# [WHAT THE TASK ASKS]
Copy out the listing that follows, exactly, without its pictures.

# [DATASET EXTRACT]
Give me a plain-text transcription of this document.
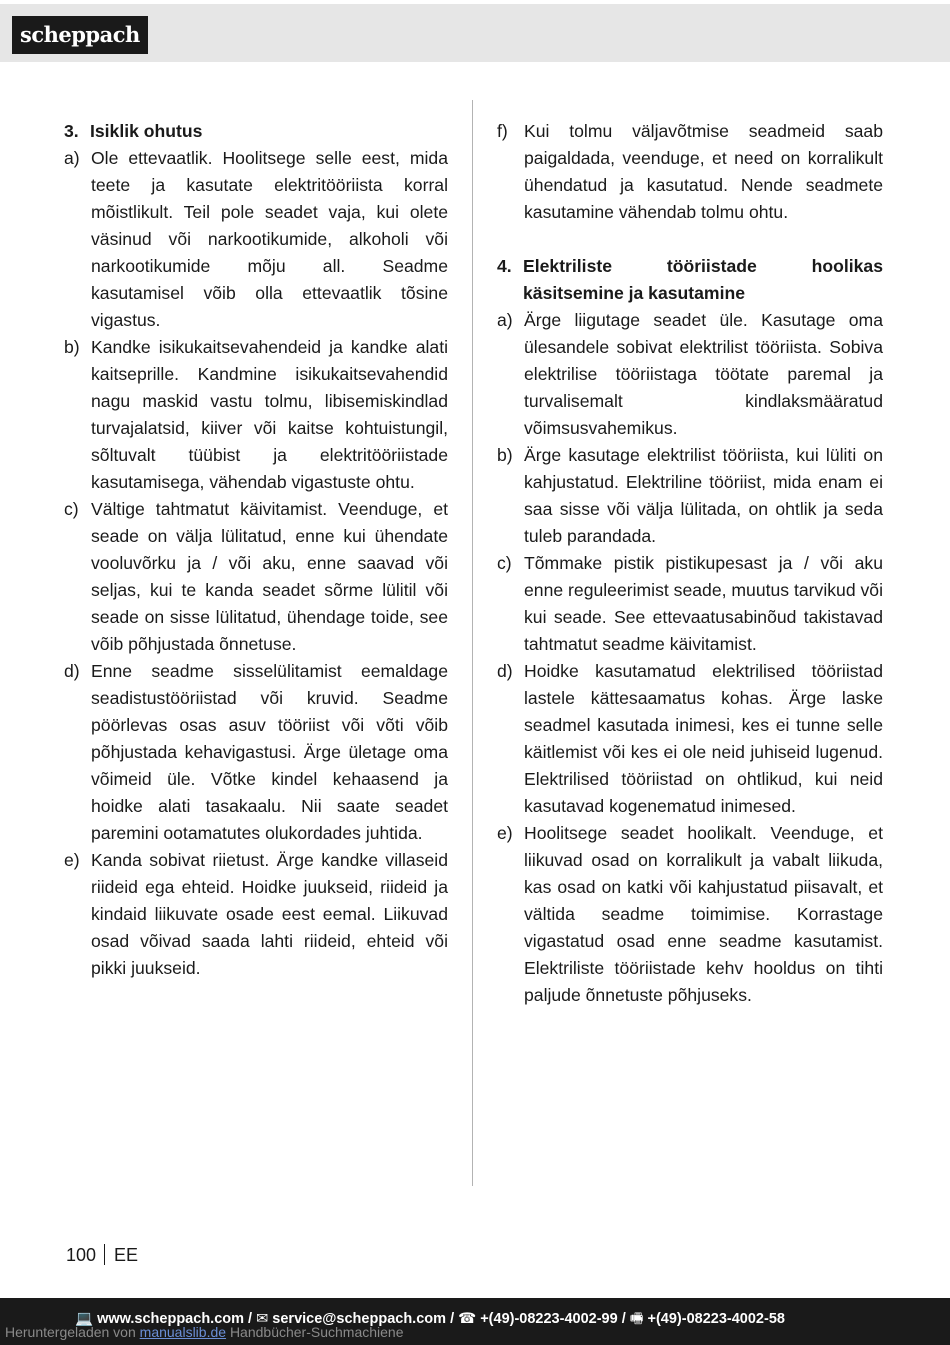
scheppach
3. Isiklik ohutus
a) Ole ettevaatlik. Hoolitsege selle eest, mida teete ja kasutate elektritööriista korral mõistlikult. Teil pole seadet vaja, kui olete väsinud või narkootikumide, alkoholi või narkootikumide mõju all. Seadme kasutamisel võib olla ettevaatlik tõsine vigastus.
b) Kandke isikukaitsevahendeid ja kandke alati kaitseprille. Kandmine isikukaitsevahendid nagu maskid vastu tolmu, libisemiskindlad turvajalatsid, kiiver või kaitse kohtuistungil, sõltuvalt tüübist ja elektritööriistade kasutamisega, vähendab vigastuste ohtu.
c) Vältige tahtmatut käivitamist. Veenduge, et seade on välja lülitatud, enne kui ühendate vooluvõrku ja / või aku, enne saavad või seljas, kui te kanda seadet sõrme lülitil või seade on sisse lülitatud, ühendage toide, see võib põhjustada õnnetuse.
d) Enne seadme sisselülitamist eemaldage seadistustööriistad või kruvid. Seadme pöörlevas osas asuv tööriist või võti võib põhjustada kehavigastusi. Ärge ületage oma võimeid üle. Võtke kindel kehaasend ja hoidke alati tasakaalu. Nii saate seadet paremini ootamatutes olukordades juhtida.
e) Kanda sobivat riietust. Ärge kandke villaseid riideid ega ehteid. Hoidke juukseid, riideid ja kindaid liikuvate osade eest eemal. Liikuvad osad võivad saada lahti riideid, ehteid või pikki juukseid.
f) Kui tolmu väljavõtmise seadmeid saab paigaldada, veenduge, et need on korralikult ühendatud ja kasutatud. Nende seadmete kasutamine vähendab tolmu ohtu.
4. Elektriliste tööriistade hoolikas käsitsemine ja kasutamine
a) Ärge liigutage seadet üle. Kasutage oma ülesandele sobivat elektrilist tööriista. Sobiva elektrilise tööriistaga töötate paremal ja turvalisemalt kindlaksmääratud võimsusvahemikus.
b) Ärge kasutage elektrilist tööriista, kui lüliti on kahjustatud. Elektriline tööriist, mida enam ei saa sisse või välja lülitada, on ohtlik ja seda tuleb parandada.
c) Tõmmake pistik pistikupesast ja / või aku enne reguleerimist seade, muutus tarvikud või kui seade. See ettevaatusabinõud takistavad tahtmatut seadme käivitamist.
d) Hoidke kasutamatud elektrilised tööriistad lastele kättesaamatus kohas. Ärge laske seadmel kasutada inimesi, kes ei tunne selle käitlemist või kes ei ole neid juhiseid lugenud. Elektrilised tööriistad on ohtlikud, kui neid kasutavad kogenematud inimesed.
e) Hoolitsege seadet hoolikalt. Veenduge, et liikuvad osad on korralikult ja vabalt liikuda, kas osad on katki või kahjustatud piisavalt, et vältida seadme toimimise. Korrastage vigastatud osad enne seadme kasutamist. Elektriliste tööriistade kehv hooldus on tihti paljude õnnetuste põhjuseks.
100 EE
💻 www.scheppach.com / ✉ service@scheppach.com / ☎ +(49)-08223-4002-99 / 🖷 +(49)-08223-4002-58
Heruntergeladen von manualslib.de Handbücher-Suchmachiene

# [ANSWER]
Give me a plain-text transcription of this document.
scheppach
3. Isiklik ohutus
a) Ole ettevaatlik. Hoolitsege selle eest, mida teete ja kasutate elektritööriista korral mõistlikult. Teil pole seadet vaja, kui olete väsinud või narkootikumide, alkoholi või narkootikumide mõju all. Seadme kasutamisel võib olla ettevaatlik tõsine vigastus.
b) Kandke isikukaitsevahendeid ja kandke alati kaitseprille. Kandmine isikukaitsevahendid nagu maskid vastu tolmu, libisemiskindlad turvajalatsid, kiiver või kaitse kohtuistungil, sõltuvalt tüübist ja elektritööriistade kasutamisega, vähendab vigastuste ohtu.
c) Vältige tahtmatut käivitamist. Veenduge, et seade on välja lülitatud, enne kui ühendate vooluvõrku ja / või aku, enne saavad või seljas, kui te kanda seadet sõrme lülitil või seade on sisse lülitatud, ühendage toide, see võib põhjustada õnnetuse.
d) Enne seadme sisselülitamist eemaldage seadistustööriistad või kruvid. Seadme pöörlevas osas asuv tööriist või võti võib põhjustada kehavigastusi. Ärge ületage oma võimeid üle. Võtke kindel kehaasend ja hoidke alati tasakaalu. Nii saate seadet paremini ootamatutes olukordades juhtida.
e) Kanda sobivat riietust. Ärge kandke villaseid riideid ega ehteid. Hoidke juukseid, riideid ja kindaid liikuvate osade eest eemal. Liikuvad osad võivad saada lahti riideid, ehteid või pikki juukseid.
f) Kui tolmu väljavõtmise seadmeid saab paigaldada, veenduge, et need on korralikult ühendatud ja kasutatud. Nende seadmete kasutamine vähendab tolmu ohtu.
4. Elektriliste tööriistade hoolikas käsitsemine ja kasutamine
a) Ärge liigutage seadet üle. Kasutage oma ülesandele sobivat elektrilist tööriista. Sobiva elektrilise tööriistaga töötate paremal ja turvalisemalt kindlaksmääratud võimsusvahemikus.
b) Ärge kasutage elektrilist tööriista, kui lüliti on kahjustatud. Elektriline tööriist, mida enam ei saa sisse või välja lülitada, on ohtlik ja seda tuleb parandada.
c) Tõmmake pistik pistikupesast ja / või aku enne reguleerimist seade, muutus tarvikud või kui seade. See ettevaatusabinõud takistavad tahtmatut seadme käivitamist.
d) Hoidke kasutamatud elektrilised tööriistad lastele kättesaamatus kohas. Ärge laske seadmel kasutada inimesi, kes ei tunne selle käitlemist või kes ei ole neid juhiseid lugenud. Elektrilised tööriistad on ohtlikud, kui neid kasutavad kogenematud inimesed.
e) Hoolitsege seadet hoolikalt. Veenduge, et liikuvad osad on korralikult ja vabalt liikuda, kas osad on katki või kahjustatud piisavalt, et vältida seadme toimimise. Korrastage vigastatud osad enne seadme kasutamist. Elektriliste tööriistade kehv hooldus on tihti paljude õnnetuste põhjuseks.
100 EE
💻 www.scheppach.com / ✉ service@scheppach.com / ☎ +(49)-08223-4002-99 / 🖷 +(49)-08223-4002-58
Heruntergeladen von manualslib.de Handbücher-Suchmachiene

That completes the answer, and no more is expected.